● The data
-*-

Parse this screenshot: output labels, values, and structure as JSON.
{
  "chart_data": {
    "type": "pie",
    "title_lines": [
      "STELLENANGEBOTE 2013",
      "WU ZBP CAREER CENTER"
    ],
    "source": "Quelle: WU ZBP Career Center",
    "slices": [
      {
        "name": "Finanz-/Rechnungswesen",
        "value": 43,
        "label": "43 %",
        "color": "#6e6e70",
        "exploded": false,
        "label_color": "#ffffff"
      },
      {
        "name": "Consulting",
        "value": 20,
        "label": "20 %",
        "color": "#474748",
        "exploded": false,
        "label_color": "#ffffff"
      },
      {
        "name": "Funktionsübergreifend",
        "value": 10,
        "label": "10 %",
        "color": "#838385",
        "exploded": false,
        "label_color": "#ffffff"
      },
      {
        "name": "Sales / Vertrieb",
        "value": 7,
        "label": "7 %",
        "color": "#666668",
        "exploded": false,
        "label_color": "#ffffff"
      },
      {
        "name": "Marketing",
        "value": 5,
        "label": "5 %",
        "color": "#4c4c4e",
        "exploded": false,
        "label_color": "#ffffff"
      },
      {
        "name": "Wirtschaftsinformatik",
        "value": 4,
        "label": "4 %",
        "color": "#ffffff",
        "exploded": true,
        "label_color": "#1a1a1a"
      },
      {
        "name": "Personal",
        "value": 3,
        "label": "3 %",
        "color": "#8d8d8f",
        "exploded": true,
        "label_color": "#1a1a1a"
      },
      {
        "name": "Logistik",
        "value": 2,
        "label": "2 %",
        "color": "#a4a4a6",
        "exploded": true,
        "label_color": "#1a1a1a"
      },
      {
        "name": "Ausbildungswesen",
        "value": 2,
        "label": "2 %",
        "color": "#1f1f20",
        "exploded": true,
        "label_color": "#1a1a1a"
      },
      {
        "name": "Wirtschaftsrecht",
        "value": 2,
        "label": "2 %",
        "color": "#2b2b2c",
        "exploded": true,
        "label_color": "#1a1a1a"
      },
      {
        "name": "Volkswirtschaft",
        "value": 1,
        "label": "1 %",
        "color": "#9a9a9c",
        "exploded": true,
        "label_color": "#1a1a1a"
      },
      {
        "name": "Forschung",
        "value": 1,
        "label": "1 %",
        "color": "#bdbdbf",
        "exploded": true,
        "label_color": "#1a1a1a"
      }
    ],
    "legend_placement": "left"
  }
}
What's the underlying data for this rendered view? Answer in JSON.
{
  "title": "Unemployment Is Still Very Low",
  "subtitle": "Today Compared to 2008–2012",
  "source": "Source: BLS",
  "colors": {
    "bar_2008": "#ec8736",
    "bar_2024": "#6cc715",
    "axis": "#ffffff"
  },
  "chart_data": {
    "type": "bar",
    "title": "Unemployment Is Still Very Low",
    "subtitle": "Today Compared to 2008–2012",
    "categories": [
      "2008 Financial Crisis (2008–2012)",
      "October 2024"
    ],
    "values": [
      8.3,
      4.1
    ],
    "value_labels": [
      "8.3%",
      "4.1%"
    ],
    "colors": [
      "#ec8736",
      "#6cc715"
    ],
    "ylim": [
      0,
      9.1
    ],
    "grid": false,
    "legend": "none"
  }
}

-*-

● What you will do
Write the entries again, exactly as they stand.

● Output of the exercise
Parse this screenshot: output labels, values, and structure as JSON.
{
  "chart_data": {
    "type": "pie",
    "title_lines": [
      "STELLENANGEBOTE 2013",
      "WU ZBP CAREER CENTER"
    ],
    "source": "Quelle: WU ZBP Career Center",
    "slices": [
      {
        "name": "Finanz-/Rechnungswesen",
        "value": 43,
        "label": "43 %",
        "color": "#6e6e70",
        "exploded": false,
        "label_color": "#ffffff"
      },
      {
        "name": "Consulting",
        "value": 20,
        "label": "20 %",
        "color": "#474748",
        "exploded": false,
        "label_color": "#ffffff"
      },
      {
        "name": "Funktionsübergreifend",
        "value": 10,
        "label": "10 %",
        "color": "#838385",
        "exploded": false,
        "label_color": "#ffffff"
      },
      {
        "name": "Sales / Vertrieb",
        "value": 7,
        "label": "7 %",
        "color": "#666668",
        "exploded": false,
        "label_color": "#ffffff"
      },
      {
        "name": "Marketing",
        "value": 5,
        "label": "5 %",
        "color": "#4c4c4e",
        "exploded": false,
        "label_color": "#ffffff"
      },
      {
        "name": "Wirtschaftsinformatik",
        "value": 4,
        "label": "4 %",
        "color": "#ffffff",
        "exploded": true,
        "label_color": "#1a1a1a"
      },
      {
        "name": "Personal",
        "value": 3,
        "label": "3 %",
        "color": "#8d8d8f",
        "exploded": true,
        "label_color": "#1a1a1a"
      },
      {
        "name": "Logistik",
        "value": 2,
        "label": "2 %",
        "color": "#a4a4a6",
        "exploded": true,
        "label_color": "#1a1a1a"
      },
      {
        "name": "Ausbildungswesen",
        "value": 2,
        "label": "2 %",
        "color": "#1f1f20",
        "exploded": true,
        "label_color": "#1a1a1a"
      },
      {
        "name": "Wirtschaftsrecht",
        "value": 2,
        "label": "2 %",
        "color": "#2b2b2c",
        "exploded": true,
        "label_color": "#1a1a1a"
      },
      {
        "name": "Volkswirtschaft",
        "value": 1,
        "label": "1 %",
        "color": "#9a9a9c",
        "exploded": true,
        "label_color": "#1a1a1a"
      },
      {
        "name": "Forschung",
        "value": 1,
        "label": "1 %",
        "color": "#bdbdbf",
        "exploded": true,
        "label_color": "#1a1a1a"
      }
    ],
    "legend_placement": "left"
  }
}
What's the underlying data for this rendered view? Answer in JSON.
{
  "title": "Unemployment Is Still Very Low",
  "subtitle": "Today Compared to 2008–2012",
  "source": "Source: BLS",
  "colors": {
    "bar_2008": "#ec8736",
    "bar_2024": "#6cc715",
    "axis": "#ffffff"
  },
  "chart_data": {
    "type": "bar",
    "title": "Unemployment Is Still Very Low",
    "subtitle": "Today Compared to 2008–2012",
    "categories": [
      "2008 Financial Crisis (2008–2012)",
      "October 2024"
    ],
    "values": [
      8.3,
      4.1
    ],
    "value_labels": [
      "8.3%",
      "4.1%"
    ],
    "colors": [
      "#ec8736",
      "#6cc715"
    ],
    "ylim": [
      0,
      9.1
    ],
    "grid": false,
    "legend": "none"
  }
}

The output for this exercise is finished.